▶ _THE EXERCISE_: Locate each line containing the string "place" and copy it out.

▶ _DATA LINES_:

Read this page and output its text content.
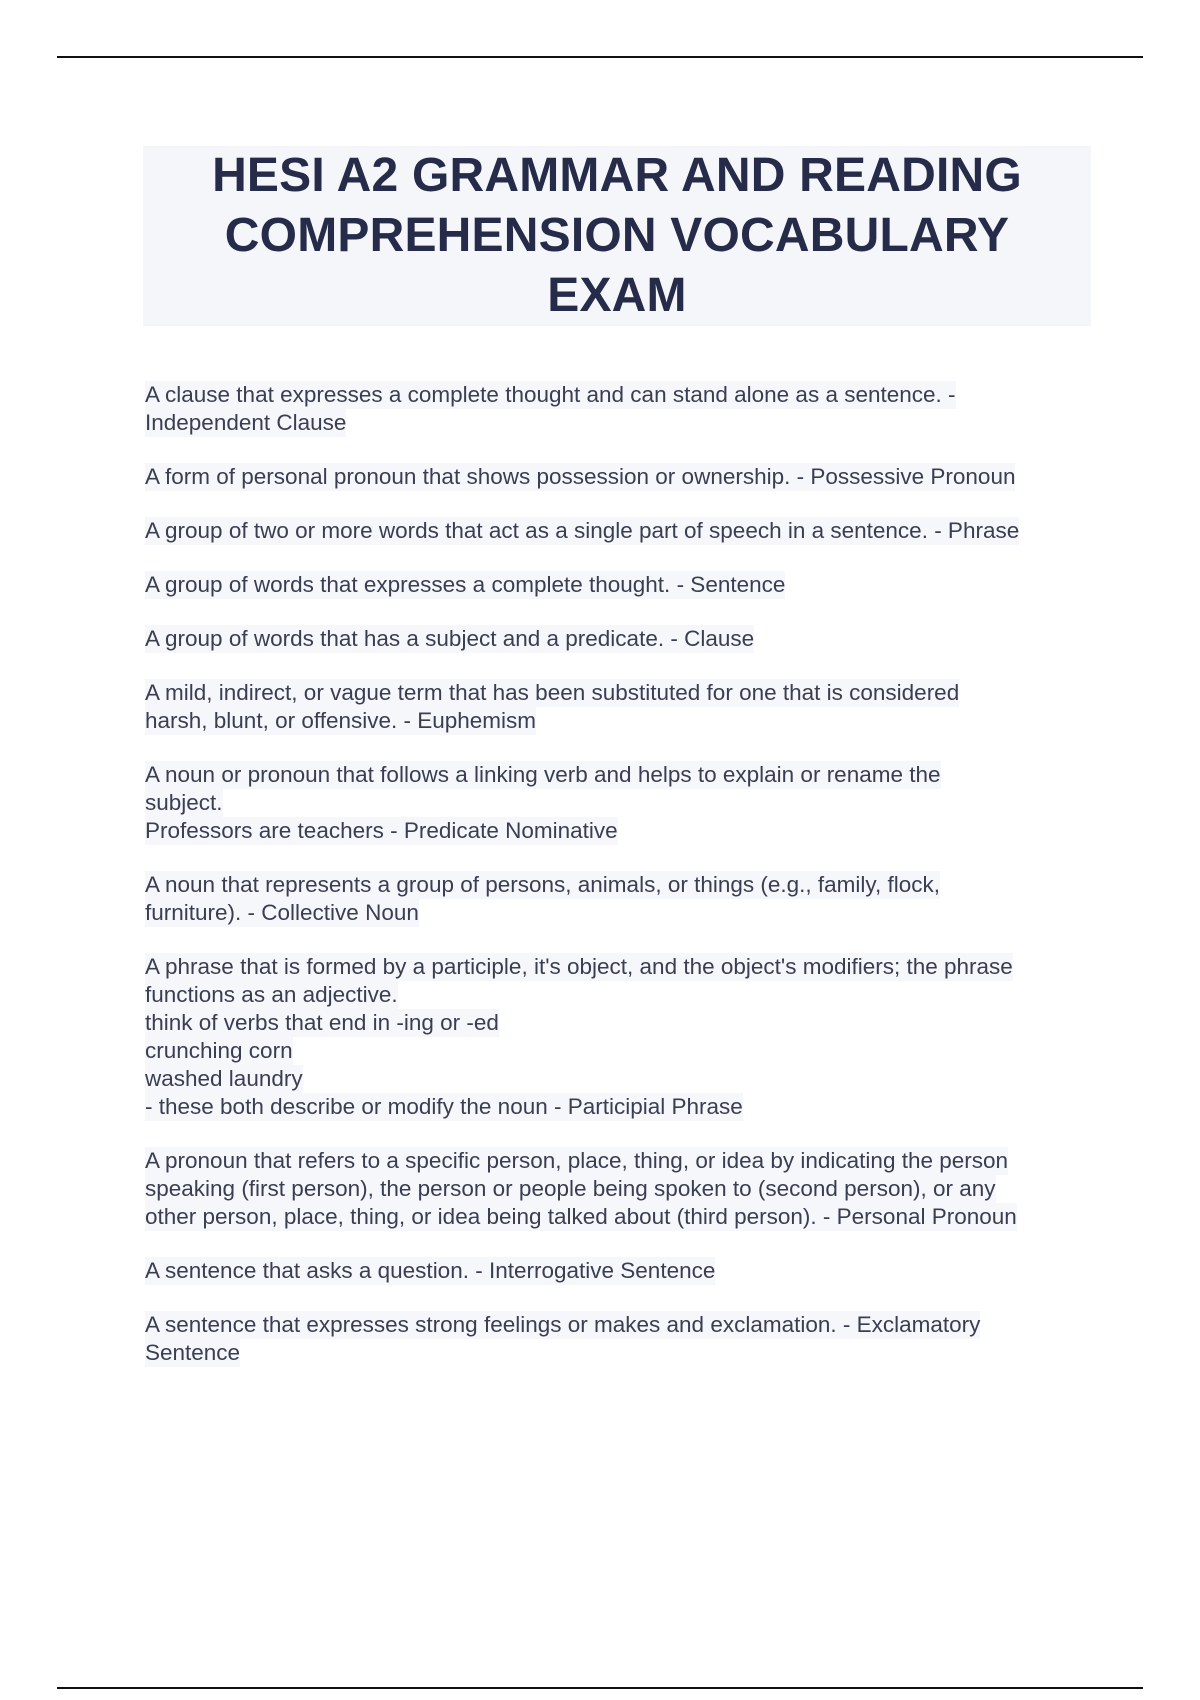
HESI A2 GRAMMAR AND READING
COMPREHENSION VOCABULARY
EXAM
A clause that expresses a complete thought and can stand alone as a sentence. -
Independent Clause
A form of personal pronoun that shows possession or ownership. - Possessive Pronoun
A group of two or more words that act as a single part of speech in a sentence. - Phrase
A group of words that expresses a complete thought. - Sentence
A group of words that has a subject and a predicate. - Clause
A mild, indirect, or vague term that has been substituted for one that is considered
harsh, blunt, or offensive. - Euphemism
A noun or pronoun that follows a linking verb and helps to explain or rename the
subject.
Professors are teachers - Predicate Nominative
A noun that represents a group of persons, animals, or things (e.g., family, flock,
furniture). - Collective Noun
A phrase that is formed by a participle, it's object, and the object's modifiers; the phrase
functions as an adjective.
think of verbs that end in -ing or -ed
crunching corn
washed laundry
- these both describe or modify the noun - Participial Phrase
A pronoun that refers to a specific person, place, thing, or idea by indicating the person
speaking (first person), the person or people being spoken to (second person), or any
other person, place, thing, or idea being talked about (third person). - Personal Pronoun
A sentence that asks a question. - Interrogative Sentence
A sentence that expresses strong feelings or makes and exclamation. - Exclamatory
Sentence
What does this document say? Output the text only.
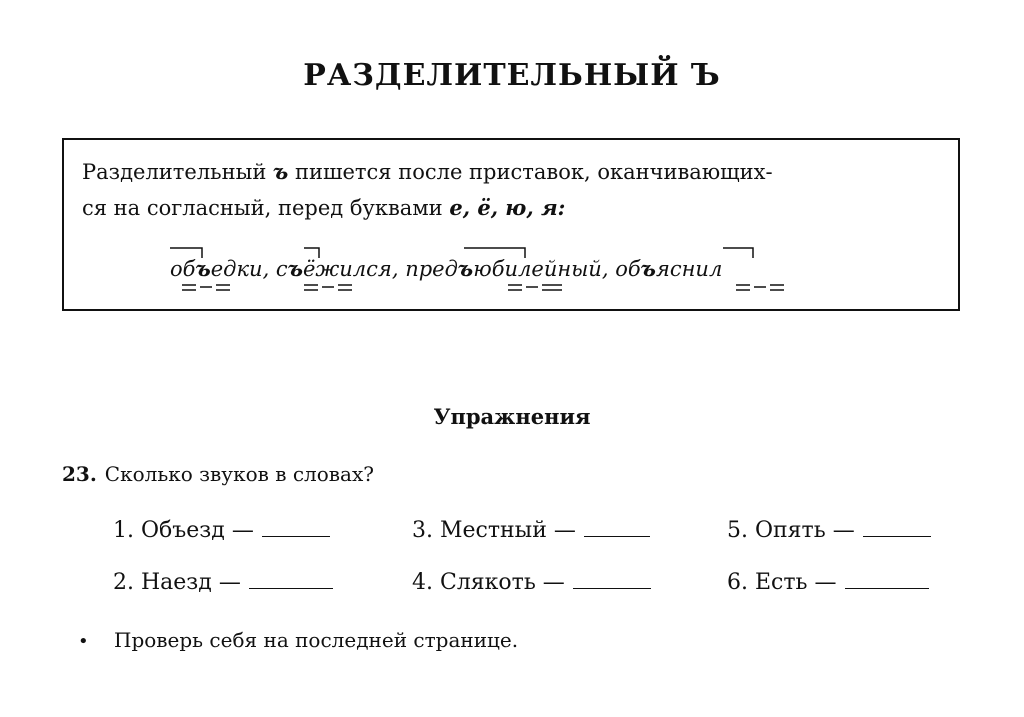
РАЗДЕЛИТЕЛЬНЫЙ Ъ
Разделительный ъ пишется после приставок, оканчивающих-
ся на согласный, перед буквами е, ё, ю, я:
объедки, съёжился, предъюбилейный, объяснил
Упражнения
23. Сколько звуков в словах?
1. Объезд —
2. Наезд —
3. Местный —
4. Слякоть —
5. Опять —
6. Есть —
• Проверь себя на последней странице.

▶ _THE OUTPUT_:
A pronoun that refers to a specific person, place, thing, or idea by indicating the person
other person, place, thing, or idea being talked about (third person). - Personal Pronoun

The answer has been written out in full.